Exercise details: Restate the entire listing word for word.

Material for this task:
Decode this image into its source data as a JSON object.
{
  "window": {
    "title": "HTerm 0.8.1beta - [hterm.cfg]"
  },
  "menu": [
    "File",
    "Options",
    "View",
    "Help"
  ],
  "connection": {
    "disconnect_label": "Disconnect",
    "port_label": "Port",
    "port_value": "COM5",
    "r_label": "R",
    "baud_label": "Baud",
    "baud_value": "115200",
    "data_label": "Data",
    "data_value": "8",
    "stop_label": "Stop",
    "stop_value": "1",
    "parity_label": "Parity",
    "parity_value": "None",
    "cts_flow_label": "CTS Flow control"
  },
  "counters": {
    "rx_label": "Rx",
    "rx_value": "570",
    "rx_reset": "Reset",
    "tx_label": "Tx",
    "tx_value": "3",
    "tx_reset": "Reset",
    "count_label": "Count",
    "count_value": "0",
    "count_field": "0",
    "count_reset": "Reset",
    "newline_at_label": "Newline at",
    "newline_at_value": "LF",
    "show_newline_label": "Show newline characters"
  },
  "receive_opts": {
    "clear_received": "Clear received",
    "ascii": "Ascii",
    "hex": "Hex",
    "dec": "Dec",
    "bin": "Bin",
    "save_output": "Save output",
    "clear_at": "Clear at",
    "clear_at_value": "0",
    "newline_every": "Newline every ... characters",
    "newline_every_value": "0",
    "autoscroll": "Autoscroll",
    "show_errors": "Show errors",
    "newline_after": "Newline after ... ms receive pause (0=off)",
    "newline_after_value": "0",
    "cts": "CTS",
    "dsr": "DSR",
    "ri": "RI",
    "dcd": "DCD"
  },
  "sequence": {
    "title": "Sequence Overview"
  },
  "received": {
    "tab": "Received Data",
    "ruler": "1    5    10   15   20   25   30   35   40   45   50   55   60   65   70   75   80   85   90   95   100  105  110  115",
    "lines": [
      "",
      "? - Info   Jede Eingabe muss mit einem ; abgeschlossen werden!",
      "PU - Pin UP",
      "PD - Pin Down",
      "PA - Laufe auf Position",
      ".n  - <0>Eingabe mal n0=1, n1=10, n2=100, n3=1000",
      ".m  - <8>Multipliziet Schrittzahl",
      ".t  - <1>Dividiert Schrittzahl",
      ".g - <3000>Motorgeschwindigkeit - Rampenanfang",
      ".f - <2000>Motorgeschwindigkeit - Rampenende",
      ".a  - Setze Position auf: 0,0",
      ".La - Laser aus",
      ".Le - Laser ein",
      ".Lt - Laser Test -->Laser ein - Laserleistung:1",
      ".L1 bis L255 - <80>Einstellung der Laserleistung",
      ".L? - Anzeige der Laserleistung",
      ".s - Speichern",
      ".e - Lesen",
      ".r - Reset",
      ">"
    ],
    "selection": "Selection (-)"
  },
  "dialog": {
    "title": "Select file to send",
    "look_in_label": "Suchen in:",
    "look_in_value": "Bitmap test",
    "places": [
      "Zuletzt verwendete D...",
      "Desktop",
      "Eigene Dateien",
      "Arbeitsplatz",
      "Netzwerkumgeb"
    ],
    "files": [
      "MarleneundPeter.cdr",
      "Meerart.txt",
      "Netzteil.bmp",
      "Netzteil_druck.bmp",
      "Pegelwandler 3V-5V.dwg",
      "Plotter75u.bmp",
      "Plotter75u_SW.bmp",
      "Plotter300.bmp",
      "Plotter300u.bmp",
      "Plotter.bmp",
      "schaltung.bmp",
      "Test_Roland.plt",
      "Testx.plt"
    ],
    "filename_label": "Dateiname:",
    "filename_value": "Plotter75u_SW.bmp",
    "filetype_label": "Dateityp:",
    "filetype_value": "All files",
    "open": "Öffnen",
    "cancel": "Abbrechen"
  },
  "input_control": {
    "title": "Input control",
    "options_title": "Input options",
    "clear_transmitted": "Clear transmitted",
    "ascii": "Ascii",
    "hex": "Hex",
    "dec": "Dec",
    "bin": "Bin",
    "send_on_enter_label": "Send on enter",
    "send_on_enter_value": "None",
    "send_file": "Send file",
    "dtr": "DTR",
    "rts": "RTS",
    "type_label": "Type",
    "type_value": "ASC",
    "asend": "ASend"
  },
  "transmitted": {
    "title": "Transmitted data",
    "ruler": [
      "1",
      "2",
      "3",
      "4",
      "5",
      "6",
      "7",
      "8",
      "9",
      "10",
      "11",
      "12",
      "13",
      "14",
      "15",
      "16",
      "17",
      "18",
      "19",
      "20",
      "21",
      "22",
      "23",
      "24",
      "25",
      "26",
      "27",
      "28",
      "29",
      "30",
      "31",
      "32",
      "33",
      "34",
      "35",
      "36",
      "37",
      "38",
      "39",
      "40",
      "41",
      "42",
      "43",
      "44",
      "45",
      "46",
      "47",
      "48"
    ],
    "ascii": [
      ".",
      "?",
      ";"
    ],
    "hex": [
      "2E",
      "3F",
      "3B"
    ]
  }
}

Completed task:
Decode this image into its source data as a JSON object.
{
  "window": {
    "title": "HTerm 0.8.1beta - [hterm.cfg]"
  },
  "menu": [
    "File",
    "Options",
    "View",
    "Help"
  ],
  "connection": {
    "disconnect_label": "Disconnect",
    "port_label": "Port",
    "port_value": "COM5",
    "r_label": "R",
    "baud_label": "Baud",
    "baud_value": "115200",
    "data_label": "Data",
    "data_value": "8",
    "stop_label": "Stop",
    "stop_value": "1",
    "parity_label": "Parity",
    "parity_value": "None",
    "cts_flow_label": "CTS Flow control"
  },
  "counters": {
    "rx_label": "Rx",
    "rx_value": "570",
    "rx_reset": "Reset",
    "tx_label": "Tx",
    "tx_value": "3",
    "tx_reset": "Reset",
    "count_label": "Count",
    "count_value": "0",
    "count_field": "0",
    "count_reset": "Reset",
    "newline_at_label": "Newline at",
    "newline_at_value": "LF",
    "show_newline_label": "Show newline characters"
  },
  "receive_opts": {
    "clear_received": "Clear received",
    "ascii": "Ascii",
    "hex": "Hex",
    "dec": "Dec",
    "bin": "Bin",
    "save_output": "Save output",
    "clear_at": "Clear at",
    "clear_at_value": "0",
    "newline_every": "Newline every ... characters",
    "newline_every_value": "0",
    "autoscroll": "Autoscroll",
    "show_errors": "Show errors",
    "newline_after": "Newline after ... ms receive pause (0=off)",
    "newline_after_value": "0",
    "cts": "CTS",
    "dsr": "DSR",
    "ri": "RI",
    "dcd": "DCD"
  },
  "sequence": {
    "title": "Sequence Overview"
  },
  "received": {
    "tab": "Received Data",
    "ruler": "1    5    10   15   20   25   30   35   40   45   50   55   60   65   70   75   80   85   90   95   100  105  110  115",
    "lines": [
      "",
      "? - Info   Jede Eingabe muss mit einem ; abgeschlossen werden!",
      "PU - Pin UP",
      "PD - Pin Down",
      "PA - Laufe auf Position",
      ".n  - <0>Eingabe mal n0=1, n1=10, n2=100, n3=1000",
      ".m  - <8>Multipliziet Schrittzahl",
      ".t  - <1>Dividiert Schrittzahl",
      ".g - <3000>Motorgeschwindigkeit - Rampenanfang",
      ".f - <2000>Motorgeschwindigkeit - Rampenende",
      ".a  - Setze Position auf: 0,0",
      ".La - Laser aus",
      ".Le - Laser ein",
      ".Lt - Laser Test -->Laser ein - Laserleistung:1",
      ".L1 bis L255 - <80>Einstellung der Laserleistung",
      ".L? - Anzeige der Laserleistung",
      ".s - Speichern",
      ".e - Lesen",
      ".r - Reset",
      ">"
    ],
    "selection": "Selection (-)"
  },
  "dialog": {
    "title": "Select file to send",
    "look_in_label": "Suchen in:",
    "look_in_value": "Bitmap test",
    "places": [
      "Zuletzt verwendete D...",
      "Desktop",
      "Eigene Dateien",
      "Arbeitsplatz",
      "Netzwerkumgeb"
    ],
    "files": [
      "MarleneundPeter.cdr",
      "Meerart.txt",
      "Netzteil.bmp",
      "Netzteil_druck.bmp",
      "Pegelwandler 3V-5V.dwg",
      "Plotter75u.bmp",
      "Plotter75u_SW.bmp",
      "Plotter300.bmp",
      "Plotter300u.bmp",
      "Plotter.bmp",
      "schaltung.bmp",
      "Test_Roland.plt",
      "Testx.plt"
    ],
    "filename_label": "Dateiname:",
    "filename_value": "Plotter75u_SW.bmp",
    "filetype_label": "Dateityp:",
    "filetype_value": "All files",
    "open": "Öffnen",
    "cancel": "Abbrechen"
  },
  "input_control": {
    "title": "Input control",
    "options_title": "Input options",
    "clear_transmitted": "Clear transmitted",
    "ascii": "Ascii",
    "hex": "Hex",
    "dec": "Dec",
    "bin": "Bin",
    "send_on_enter_label": "Send on enter",
    "send_on_enter_value": "None",
    "send_file": "Send file",
    "dtr": "DTR",
    "rts": "RTS",
    "type_label": "Type",
    "type_value": "ASC",
    "asend": "ASend"
  },
  "transmitted": {
    "title": "Transmitted data",
    "ruler": [
      "1",
      "2",
      "3",
      "4",
      "5",
      "6",
      "7",
      "8",
      "9",
      "10",
      "11",
      "12",
      "13",
      "14",
      "15",
      "16",
      "17",
      "18",
      "19",
      "20",
      "21",
      "22",
      "23",
      "24",
      "25",
      "26",
      "27",
      "28",
      "29",
      "30",
      "31",
      "32",
      "33",
      "34",
      "35",
      "36",
      "37",
      "38",
      "39",
      "40",
      "41",
      "42",
      "43",
      "44",
      "45",
      "46",
      "47",
      "48"
    ],
    "ascii": [
      ".",
      "?",
      ";"
    ],
    "hex": [
      "2E",
      "3F",
      "3B"
    ]
  }
}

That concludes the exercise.